> _RECORD EXTRACTS_
+++++
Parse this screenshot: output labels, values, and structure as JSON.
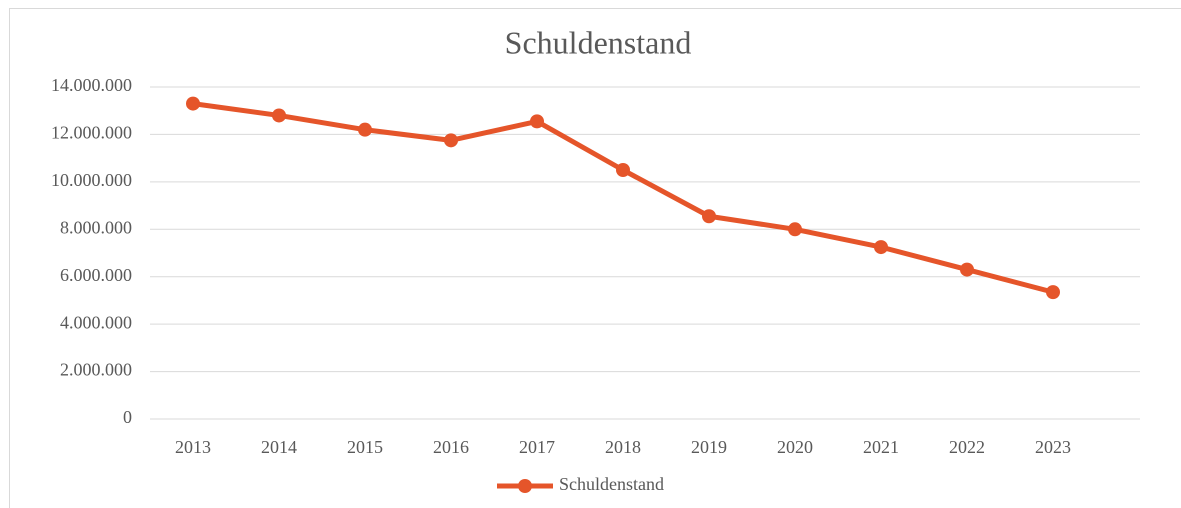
{
  "chart_data": {
    "type": "line",
    "title": "Schuldenstand",
    "categories": [
      "2013",
      "2014",
      "2015",
      "2016",
      "2017",
      "2018",
      "2019",
      "2020",
      "2021",
      "2022",
      "2023"
    ],
    "series": [
      {
        "name": "Schuldenstand",
        "color": "#e5552a",
        "values": [
          13300000,
          12800000,
          12200000,
          11750000,
          12550000,
          10500000,
          8550000,
          8000000,
          7250000,
          6300000,
          5350000
        ]
      }
    ],
    "ylim": [
      0,
      14000000
    ],
    "yticks": [
      0,
      {
        "value": 2000000,
        "label": "2.000.000"
      },
      {
        "value": 4000000,
        "label": "4.000.000"
      },
      {
        "value": 6000000,
        "label": "6.000.000"
      },
      {
        "value": 8000000,
        "label": "8.000.000"
      },
      {
        "value": 10000000,
        "label": "10.000.000"
      },
      {
        "value": 12000000,
        "label": "12.000.000"
      },
      {
        "value": 14000000,
        "label": "14.000.000"
      }
    ],
    "grid": true,
    "legend": "bottom"
  }
}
+++++
> _TASK OBJECTIVE_
Make an exact copy of all the material, but keep the pictures out of it.

> _ANSWER FOR THE TASK_
Parse this screenshot: output labels, values, and structure as JSON.
{
  "chart_data": {
    "type": "line",
    "title": "Schuldenstand",
    "categories": [
      "2013",
      "2014",
      "2015",
      "2016",
      "2017",
      "2018",
      "2019",
      "2020",
      "2021",
      "2022",
      "2023"
    ],
    "series": [
      {
        "name": "Schuldenstand",
        "color": "#e5552a",
        "values": [
          13300000,
          12800000,
          12200000,
          11750000,
          12550000,
          10500000,
          8550000,
          8000000,
          7250000,
          6300000,
          5350000
        ]
      }
    ],
    "ylim": [
      0,
      14000000
    ],
    "yticks": [
      0,
      {
        "value": 2000000,
        "label": "2.000.000"
      },
      {
        "value": 4000000,
        "label": "4.000.000"
      },
      {
        "value": 6000000,
        "label": "6.000.000"
      },
      {
        "value": 8000000,
        "label": "8.000.000"
      },
      {
        "value": 10000000,
        "label": "10.000.000"
      },
      {
        "value": 12000000,
        "label": "12.000.000"
      },
      {
        "value": 14000000,
        "label": "14.000.000"
      }
    ],
    "grid": true,
    "legend": "bottom"
  }
}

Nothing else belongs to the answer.